What is required:
Write out the entire listing below exactly as it appears, minus any pictures.

Collected data entries
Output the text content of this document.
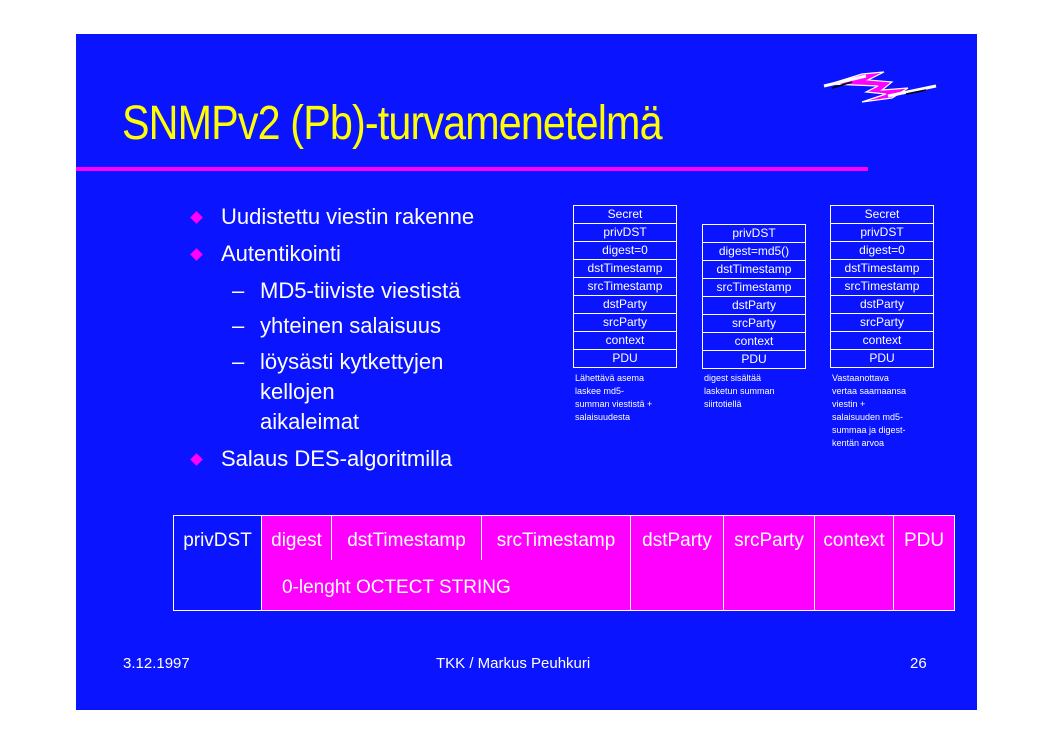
SNMPv2 (Pb)-turvamenetelmä
Uudistettu viestin rakenne
Autentikointi
– MD5-tiiviste viestistä
– yhteinen salaisuus
– löysästi kytkettyjen
kellojen
aikaleimat
Salaus DES-algoritmilla
Secret
privDST
digest=0
dstTimestamp
srcTimestamp
dstParty
srcParty
context
PDU
Lähettävä asema
laskee md5-
summan viestistä +
salaisuudesta
privDST
digest=md5()
dstTimestamp
srcTimestamp
dstParty
srcParty
context
PDU
digest sisältää
lasketun summan
siirtotiellä
Secret
privDST
digest=0
dstTimestamp
srcTimestamp
dstParty
srcParty
context
PDU
Vastaanottava
vertaa saamaansa
viestin +
salaisuuden md5-
summaa ja digest-
kentän arvoa
privDST	digest	dstTimestamp	srcTimestamp	dstParty	srcParty	context	PDU
0-lenght OCTECT STRING
3.12.1997	TKK / Markus Peuhkuri	26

Expected answer:
Output the text content of this document.
SNMPv2 (Pb)-turvamenetelmä
Uudistettu viestin rakenne
Autentikointi
– MD5-tiiviste viestistä
– yhteinen salaisuus
– löysästi kytkettyjen
kellojen
aikaleimat
Salaus DES-algoritmilla
Secret
privDST
digest=0
dstTimestamp
srcTimestamp
dstParty
srcParty
context
PDU
Lähettävä asema
laskee md5-
summan viestistä +
salaisuudesta
privDST
digest=md5()
dstTimestamp
srcTimestamp
dstParty
srcParty
context
PDU
digest sisältää
lasketun summan
siirtotiellä
Secret
privDST
digest=0
dstTimestamp
srcTimestamp
dstParty
srcParty
context
PDU
Vastaanottava
vertaa saamaansa
viestin +
salaisuuden md5-
summaa ja digest-
kentän arvoa
privDST	digest	dstTimestamp	srcTimestamp	dstParty	srcParty	context	PDU
0-lenght OCTECT STRING
3.12.1997	TKK / Markus Peuhkuri	26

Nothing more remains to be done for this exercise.